— STATED TASK A —
Please say whether each statement agrees with the New Year's Eve pre-party post: (i) the host expects about 30-35 guests this year, (ii) the polenta will be made with chicken stock, (iii) this year's menu is Mexican. Answer yes or no, quoting the deciding words of the post.

───── PROVIDED PASSAGE

For the past few years, I've hosted a NYE pre-party. It started because I was feeling torn between spending the evening with folks who wanted to drink and dance the night away, and folks who wanted a quieter or asleep midnight. Instead everyone gathers at my house for dinner before heading out for other plans.

This year, I seem to have overextended my guest list. Based on previous years acceptance rates, I'm guessing we'll end up around 30-35 people which is a lot for our apartment. (previous years have been around 20 people.) Thankfully, my group of friends are not at all fancy - they're artists and writers and food-makers, and are happy to sit on the floor or perch throughout the apartment with a plate of food. There are many vegetarians, at least one vegan, and many Jews who won't eat pork or mix meat/dairy. I'm also trying to keep my costs down as much as possible. I did a french menu last year, and southern food and mexican food recently, so I've settled on an Italian menu for this year.

This is my current thinking:

Antipasto
Polenta with Mushrooms OR some sort of baked pasta. The polenta is a la Scott Conant and is incredible, but is probably not the best for eating spread throughout the apartment. Still, I'm having trouble cutting it from the menu since it's so good. I was thinking I'd keep it warm in the crock pot. I'll swap the chix stock for veg.
Lentils braised in red wine Lentils are good luck on NYE as they are reminiscent of money and abundance. I'll put out a pot, and keep the rest warm in the oven.

──────────

— STATED TASK B —
In the listing below, switch "anoxia" to "oxygen-free" in the part that opens with the line containing "Text: GSM155231: GSM155231" and closes with the line containing "Text: percentile rank", changing nothing else. Return only those lines.

───── ENTRIES

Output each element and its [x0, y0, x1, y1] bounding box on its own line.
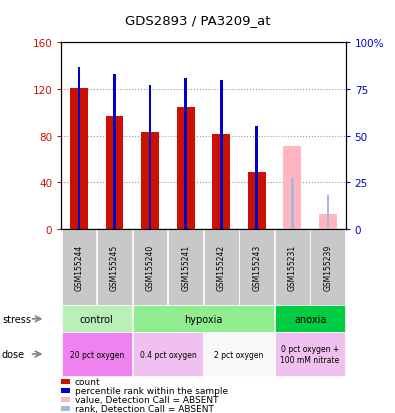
Text: GSM155231: GSM155231 — [288, 244, 297, 290]
Text: anoxia: anoxia — [294, 314, 326, 324]
Bar — [177, 107, 194, 229]
Text: GSM155243: GSM155243 — [252, 244, 261, 290]
Bar — [184, 78, 187, 229]
Bar — [220, 81, 222, 229]
Text: GSM155241: GSM155241 — [181, 244, 190, 290]
Text: GSM155244: GSM155244 — [75, 244, 83, 290]
Text: rank, Detection Call = ABSENT: rank, Detection Call = ABSENT — [75, 404, 214, 413]
Text: GSM155239: GSM155239 — [324, 244, 332, 290]
Text: percentile rank within the sample: percentile rank within the sample — [75, 386, 228, 395]
Text: 2 pct oxygen: 2 pct oxygen — [214, 350, 264, 358]
Bar — [213, 135, 230, 229]
Bar — [248, 172, 265, 229]
Text: control: control — [80, 314, 114, 324]
Bar — [256, 127, 258, 229]
Text: GDS2893 / PA3209_at: GDS2893 / PA3209_at — [125, 14, 270, 27]
Bar — [291, 179, 293, 229]
Text: GSM155242: GSM155242 — [217, 244, 226, 290]
Text: dose: dose — [2, 349, 25, 359]
Text: value, Detection Call = ABSENT: value, Detection Call = ABSENT — [75, 395, 218, 404]
Bar — [319, 214, 337, 229]
Text: 20 pct oxygen: 20 pct oxygen — [70, 350, 124, 358]
Text: GSM155240: GSM155240 — [146, 244, 154, 290]
Bar — [141, 133, 159, 229]
Bar — [284, 147, 301, 229]
Bar — [113, 75, 116, 229]
Bar — [327, 196, 329, 229]
Bar — [78, 67, 80, 229]
Bar — [70, 89, 88, 229]
Text: 0 pct oxygen +
100 mM nitrate: 0 pct oxygen + 100 mM nitrate — [280, 344, 340, 364]
Text: 0.4 pct oxygen: 0.4 pct oxygen — [139, 350, 196, 358]
Text: GSM155245: GSM155245 — [110, 244, 119, 290]
Text: stress: stress — [2, 314, 31, 324]
Text: hypoxia: hypoxia — [184, 314, 223, 324]
Text: count: count — [75, 377, 100, 386]
Bar — [106, 116, 123, 229]
Bar — [149, 86, 151, 229]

──────────

— RIGHT ANSWER A —
(i) Yes: "I'm guessing we'll end up around 30-35 people"
(ii) No: "I'll swap the chix stock for veg."
(iii) No: "I've settled on an Italian menu for this year."

— RIGHT ANSWER B —
Text: GSM155231: GSM155231 — [288, 244, 297, 290]
Text: oxygen-free: oxygen-free — [294, 314, 326, 324]
Bar — [177, 107, 194, 229]
Text: GSM155243: GSM155243 — [252, 244, 261, 290]
Bar — [184, 78, 187, 229]
Bar — [220, 81, 222, 229]
Text: GSM155241: GSM155241 — [181, 244, 190, 290]
Text: GSM155244: GSM155244 — [75, 244, 83, 290]
Text: rank, Detection Call = ABSENT: rank, Detection Call = ABSENT — [75, 404, 214, 413]
Text: GSM155239: GSM155239 — [324, 244, 332, 290]
Text: percentile rank within the sample: percentile rank within the sample — [75, 386, 228, 395]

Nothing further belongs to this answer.